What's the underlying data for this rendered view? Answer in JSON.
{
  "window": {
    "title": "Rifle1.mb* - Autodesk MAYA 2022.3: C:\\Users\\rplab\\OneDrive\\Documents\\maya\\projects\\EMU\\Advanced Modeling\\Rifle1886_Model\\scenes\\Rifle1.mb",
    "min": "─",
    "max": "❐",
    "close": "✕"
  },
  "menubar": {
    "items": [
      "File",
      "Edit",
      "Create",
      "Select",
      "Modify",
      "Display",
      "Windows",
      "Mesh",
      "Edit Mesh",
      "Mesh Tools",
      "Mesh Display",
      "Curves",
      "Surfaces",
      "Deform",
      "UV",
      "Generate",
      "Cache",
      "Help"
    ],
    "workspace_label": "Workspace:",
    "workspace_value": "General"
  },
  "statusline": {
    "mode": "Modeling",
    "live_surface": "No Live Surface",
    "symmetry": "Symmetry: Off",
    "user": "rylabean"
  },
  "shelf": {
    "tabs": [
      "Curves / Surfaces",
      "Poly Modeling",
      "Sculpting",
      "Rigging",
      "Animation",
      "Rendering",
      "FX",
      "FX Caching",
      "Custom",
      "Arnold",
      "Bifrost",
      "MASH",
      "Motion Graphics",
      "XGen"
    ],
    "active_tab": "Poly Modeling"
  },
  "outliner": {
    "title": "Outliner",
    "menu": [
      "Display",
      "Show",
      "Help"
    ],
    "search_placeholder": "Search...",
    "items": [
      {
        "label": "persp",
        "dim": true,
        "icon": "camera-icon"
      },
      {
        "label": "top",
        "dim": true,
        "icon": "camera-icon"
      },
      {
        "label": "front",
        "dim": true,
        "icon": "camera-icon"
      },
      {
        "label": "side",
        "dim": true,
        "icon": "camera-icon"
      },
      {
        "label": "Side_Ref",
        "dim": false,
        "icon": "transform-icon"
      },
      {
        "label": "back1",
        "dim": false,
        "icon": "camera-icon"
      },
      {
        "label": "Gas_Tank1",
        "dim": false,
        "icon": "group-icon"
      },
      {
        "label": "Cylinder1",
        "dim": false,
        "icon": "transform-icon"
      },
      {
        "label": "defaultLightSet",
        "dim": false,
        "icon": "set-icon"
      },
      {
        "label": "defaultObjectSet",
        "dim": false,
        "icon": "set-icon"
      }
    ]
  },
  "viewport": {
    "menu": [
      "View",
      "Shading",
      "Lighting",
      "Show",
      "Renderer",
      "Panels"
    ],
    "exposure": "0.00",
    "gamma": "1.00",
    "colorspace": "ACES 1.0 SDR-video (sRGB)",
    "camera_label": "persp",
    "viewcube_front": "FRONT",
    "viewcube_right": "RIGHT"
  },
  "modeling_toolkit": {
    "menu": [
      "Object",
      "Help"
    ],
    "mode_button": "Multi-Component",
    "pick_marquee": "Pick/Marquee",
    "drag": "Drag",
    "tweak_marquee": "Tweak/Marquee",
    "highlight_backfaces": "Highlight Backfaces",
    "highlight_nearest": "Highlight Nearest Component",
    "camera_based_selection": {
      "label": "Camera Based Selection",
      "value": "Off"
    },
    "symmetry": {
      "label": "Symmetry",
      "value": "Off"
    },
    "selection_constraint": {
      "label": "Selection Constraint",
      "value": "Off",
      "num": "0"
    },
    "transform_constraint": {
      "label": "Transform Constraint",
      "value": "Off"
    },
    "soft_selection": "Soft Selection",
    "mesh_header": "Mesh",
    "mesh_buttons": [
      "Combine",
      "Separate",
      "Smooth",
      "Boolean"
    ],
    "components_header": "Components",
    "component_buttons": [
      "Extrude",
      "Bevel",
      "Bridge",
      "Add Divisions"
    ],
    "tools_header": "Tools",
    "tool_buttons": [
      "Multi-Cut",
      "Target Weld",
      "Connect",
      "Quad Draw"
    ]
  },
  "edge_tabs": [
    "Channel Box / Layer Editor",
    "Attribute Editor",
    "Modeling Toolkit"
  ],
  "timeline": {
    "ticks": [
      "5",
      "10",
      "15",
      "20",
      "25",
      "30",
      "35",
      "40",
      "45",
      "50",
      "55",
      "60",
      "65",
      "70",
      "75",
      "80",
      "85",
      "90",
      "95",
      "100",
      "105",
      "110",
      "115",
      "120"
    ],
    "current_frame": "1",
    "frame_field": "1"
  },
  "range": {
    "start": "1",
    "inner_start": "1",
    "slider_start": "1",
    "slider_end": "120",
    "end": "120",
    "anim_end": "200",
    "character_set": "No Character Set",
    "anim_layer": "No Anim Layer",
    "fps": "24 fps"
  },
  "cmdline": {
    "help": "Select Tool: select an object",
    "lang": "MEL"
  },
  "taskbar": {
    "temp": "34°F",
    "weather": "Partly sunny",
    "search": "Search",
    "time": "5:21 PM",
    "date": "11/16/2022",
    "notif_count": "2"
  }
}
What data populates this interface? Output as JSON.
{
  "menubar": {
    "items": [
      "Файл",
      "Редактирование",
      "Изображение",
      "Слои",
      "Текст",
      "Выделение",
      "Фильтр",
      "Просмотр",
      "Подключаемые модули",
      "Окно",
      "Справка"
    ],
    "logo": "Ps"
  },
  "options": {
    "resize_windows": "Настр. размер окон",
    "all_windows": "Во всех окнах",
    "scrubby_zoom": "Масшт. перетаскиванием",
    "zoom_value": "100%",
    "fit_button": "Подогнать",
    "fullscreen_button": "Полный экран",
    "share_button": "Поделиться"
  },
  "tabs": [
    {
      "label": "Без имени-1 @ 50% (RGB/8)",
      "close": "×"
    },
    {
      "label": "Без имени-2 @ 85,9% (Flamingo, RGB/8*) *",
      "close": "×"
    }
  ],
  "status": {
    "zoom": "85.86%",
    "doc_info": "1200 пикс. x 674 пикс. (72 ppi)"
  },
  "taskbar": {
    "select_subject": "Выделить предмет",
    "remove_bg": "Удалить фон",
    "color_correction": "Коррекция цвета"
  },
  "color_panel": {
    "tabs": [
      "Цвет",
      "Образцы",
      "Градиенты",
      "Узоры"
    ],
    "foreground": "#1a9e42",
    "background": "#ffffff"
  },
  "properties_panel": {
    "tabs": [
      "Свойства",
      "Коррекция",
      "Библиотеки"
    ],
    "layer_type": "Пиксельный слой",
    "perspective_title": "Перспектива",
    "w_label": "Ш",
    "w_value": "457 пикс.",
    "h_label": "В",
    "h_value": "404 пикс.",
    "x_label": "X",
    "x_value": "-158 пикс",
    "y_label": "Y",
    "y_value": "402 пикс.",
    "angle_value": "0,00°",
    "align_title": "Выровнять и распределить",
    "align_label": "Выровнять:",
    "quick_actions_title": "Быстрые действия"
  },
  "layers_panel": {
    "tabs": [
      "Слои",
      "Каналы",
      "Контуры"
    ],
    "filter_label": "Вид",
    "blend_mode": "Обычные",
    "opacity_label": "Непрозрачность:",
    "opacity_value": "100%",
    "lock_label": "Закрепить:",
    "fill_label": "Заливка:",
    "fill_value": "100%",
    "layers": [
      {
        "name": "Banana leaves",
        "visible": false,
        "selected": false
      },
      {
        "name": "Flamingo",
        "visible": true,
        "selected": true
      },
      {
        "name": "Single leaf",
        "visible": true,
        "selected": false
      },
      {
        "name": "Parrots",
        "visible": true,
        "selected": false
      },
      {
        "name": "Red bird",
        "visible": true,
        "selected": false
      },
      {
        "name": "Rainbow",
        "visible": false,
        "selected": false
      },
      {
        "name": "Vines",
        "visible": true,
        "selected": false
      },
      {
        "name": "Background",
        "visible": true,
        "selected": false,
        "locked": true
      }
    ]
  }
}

══════════════════════════════

▶ **Work to complete**: Transcribe the entire listing above precisely.

▶ **Written answer**:
What's the underlying data for this rendered view? Answer in JSON.
{
  "window": {
    "title": "Rifle1.mb* - Autodesk MAYA 2022.3: C:\\Users\\rplab\\OneDrive\\Documents\\maya\\projects\\EMU\\Advanced Modeling\\Rifle1886_Model\\scenes\\Rifle1.mb",
    "min": "─",
    "max": "❐",
    "close": "✕"
  },
  "menubar": {
    "items": [
      "File",
      "Edit",
      "Create",
      "Select",
      "Modify",
      "Display",
      "Windows",
      "Mesh",
      "Edit Mesh",
      "Mesh Tools",
      "Mesh Display",
      "Curves",
      "Surfaces",
      "Deform",
      "UV",
      "Generate",
      "Cache",
      "Help"
    ],
    "workspace_label": "Workspace:",
    "workspace_value": "General"
  },
  "statusline": {
    "mode": "Modeling",
    "live_surface": "No Live Surface",
    "symmetry": "Symmetry: Off",
    "user": "rylabean"
  },
  "shelf": {
    "tabs": [
      "Curves / Surfaces",
      "Poly Modeling",
      "Sculpting",
      "Rigging",
      "Animation",
      "Rendering",
      "FX",
      "FX Caching",
      "Custom",
      "Arnold",
      "Bifrost",
      "MASH",
      "Motion Graphics",
      "XGen"
    ],
    "active_tab": "Poly Modeling"
  },
  "outliner": {
    "title": "Outliner",
    "menu": [
      "Display",
      "Show",
      "Help"
    ],
    "search_placeholder": "Search...",
    "items": [
      {
        "label": "persp",
        "dim": true,
        "icon": "camera-icon"
      },
      {
        "label": "top",
        "dim": true,
        "icon": "camera-icon"
      },
      {
        "label": "front",
        "dim": true,
        "icon": "camera-icon"
      },
      {
        "label": "side",
        "dim": true,
        "icon": "camera-icon"
      },
      {
        "label": "Side_Ref",
        "dim": false,
        "icon": "transform-icon"
      },
      {
        "label": "back1",
        "dim": false,
        "icon": "camera-icon"
      },
      {
        "label": "Gas_Tank1",
        "dim": false,
        "icon": "group-icon"
      },
      {
        "label": "Cylinder1",
        "dim": false,
        "icon": "transform-icon"
      },
      {
        "label": "defaultLightSet",
        "dim": false,
        "icon": "set-icon"
      },
      {
        "label": "defaultObjectSet",
        "dim": false,
        "icon": "set-icon"
      }
    ]
  },
  "viewport": {
    "menu": [
      "View",
      "Shading",
      "Lighting",
      "Show",
      "Renderer",
      "Panels"
    ],
    "exposure": "0.00",
    "gamma": "1.00",
    "colorspace": "ACES 1.0 SDR-video (sRGB)",
    "camera_label": "persp",
    "viewcube_front": "FRONT",
    "viewcube_right": "RIGHT"
  },
  "modeling_toolkit": {
    "menu": [
      "Object",
      "Help"
    ],
    "mode_button": "Multi-Component",
    "pick_marquee": "Pick/Marquee",
    "drag": "Drag",
    "tweak_marquee": "Tweak/Marquee",
    "highlight_backfaces": "Highlight Backfaces",
    "highlight_nearest": "Highlight Nearest Component",
    "camera_based_selection": {
      "label": "Camera Based Selection",
      "value": "Off"
    },
    "symmetry": {
      "label": "Symmetry",
      "value": "Off"
    },
    "selection_constraint": {
      "label": "Selection Constraint",
      "value": "Off",
      "num": "0"
    },
    "transform_constraint": {
      "label": "Transform Constraint",
      "value": "Off"
    },
    "soft_selection": "Soft Selection",
    "mesh_header": "Mesh",
    "mesh_buttons": [
      "Combine",
      "Separate",
      "Smooth",
      "Boolean"
    ],
    "components_header": "Components",
    "component_buttons": [
      "Extrude",
      "Bevel",
      "Bridge",
      "Add Divisions"
    ],
    "tools_header": "Tools",
    "tool_buttons": [
      "Multi-Cut",
      "Target Weld",
      "Connect",
      "Quad Draw"
    ]
  },
  "edge_tabs": [
    "Channel Box / Layer Editor",
    "Attribute Editor",
    "Modeling Toolkit"
  ],
  "timeline": {
    "ticks": [
      "5",
      "10",
      "15",
      "20",
      "25",
      "30",
      "35",
      "40",
      "45",
      "50",
      "55",
      "60",
      "65",
      "70",
      "75",
      "80",
      "85",
      "90",
      "95",
      "100",
      "105",
      "110",
      "115",
      "120"
    ],
    "current_frame": "1",
    "frame_field": "1"
  },
  "range": {
    "start": "1",
    "inner_start": "1",
    "slider_start": "1",
    "slider_end": "120",
    "end": "120",
    "anim_end": "200",
    "character_set": "No Character Set",
    "anim_layer": "No Anim Layer",
    "fps": "24 fps"
  },
  "cmdline": {
    "help": "Select Tool: select an object",
    "lang": "MEL"
  },
  "taskbar": {
    "temp": "34°F",
    "weather": "Partly sunny",
    "search": "Search",
    "time": "5:21 PM",
    "date": "11/16/2022",
    "notif_count": "2"
  }
}
What data populates this interface? Output as JSON.
{
  "menubar": {
    "items": [
      "Файл",
      "Редактирование",
      "Изображение",
      "Слои",
      "Текст",
      "Выделение",
      "Фильтр",
      "Просмотр",
      "Подключаемые модули",
      "Окно",
      "Справка"
    ],
    "logo": "Ps"
  },
  "options": {
    "resize_windows": "Настр. размер окон",
    "all_windows": "Во всех окнах",
    "scrubby_zoom": "Масшт. перетаскиванием",
    "zoom_value": "100%",
    "fit_button": "Подогнать",
    "fullscreen_button": "Полный экран",
    "share_button": "Поделиться"
  },
  "tabs": [
    {
      "label": "Без имени-1 @ 50% (RGB/8)",
      "close": "×"
    },
    {
      "label": "Без имени-2 @ 85,9% (Flamingo, RGB/8*) *",
      "close": "×"
    }
  ],
  "status": {
    "zoom": "85.86%",
    "doc_info": "1200 пикс. x 674 пикс. (72 ppi)"
  },
  "taskbar": {
    "select_subject": "Выделить предмет",
    "remove_bg": "Удалить фон",
    "color_correction": "Коррекция цвета"
  },
  "color_panel": {
    "tabs": [
      "Цвет",
      "Образцы",
      "Градиенты",
      "Узоры"
    ],
    "foreground": "#1a9e42",
    "background": "#ffffff"
  },
  "properties_panel": {
    "tabs": [
      "Свойства",
      "Коррекция",
      "Библиотеки"
    ],
    "layer_type": "Пиксельный слой",
    "perspective_title": "Перспектива",
    "w_label": "Ш",
    "w_value": "457 пикс.",
    "h_label": "В",
    "h_value": "404 пикс.",
    "x_label": "X",
    "x_value": "-158 пикс",
    "y_label": "Y",
    "y_value": "402 пикс.",
    "angle_value": "0,00°",
    "align_title": "Выровнять и распределить",
    "align_label": "Выровнять:",
    "quick_actions_title": "Быстрые действия"
  },
  "layers_panel": {
    "tabs": [
      "Слои",
      "Каналы",
      "Контуры"
    ],
    "filter_label": "Вид",
    "blend_mode": "Обычные",
    "opacity_label": "Непрозрачность:",
    "opacity_value": "100%",
    "lock_label": "Закрепить:",
    "fill_label": "Заливка:",
    "fill_value": "100%",
    "layers": [
      {
        "name": "Banana leaves",
        "visible": false,
        "selected": false
      },
      {
        "name": "Flamingo",
        "visible": true,
        "selected": true
      },
      {
        "name": "Single leaf",
        "visible": true,
        "selected": false
      },
      {
        "name": "Parrots",
        "visible": true,
        "selected": false
      },
      {
        "name": "Red bird",
        "visible": true,
        "selected": false
      },
      {
        "name": "Rainbow",
        "visible": false,
        "selected": false
      },
      {
        "name": "Vines",
        "visible": true,
        "selected": false
      },
      {
        "name": "Background",
        "visible": true,
        "selected": false,
        "locked": true
      }
    ]
  }
}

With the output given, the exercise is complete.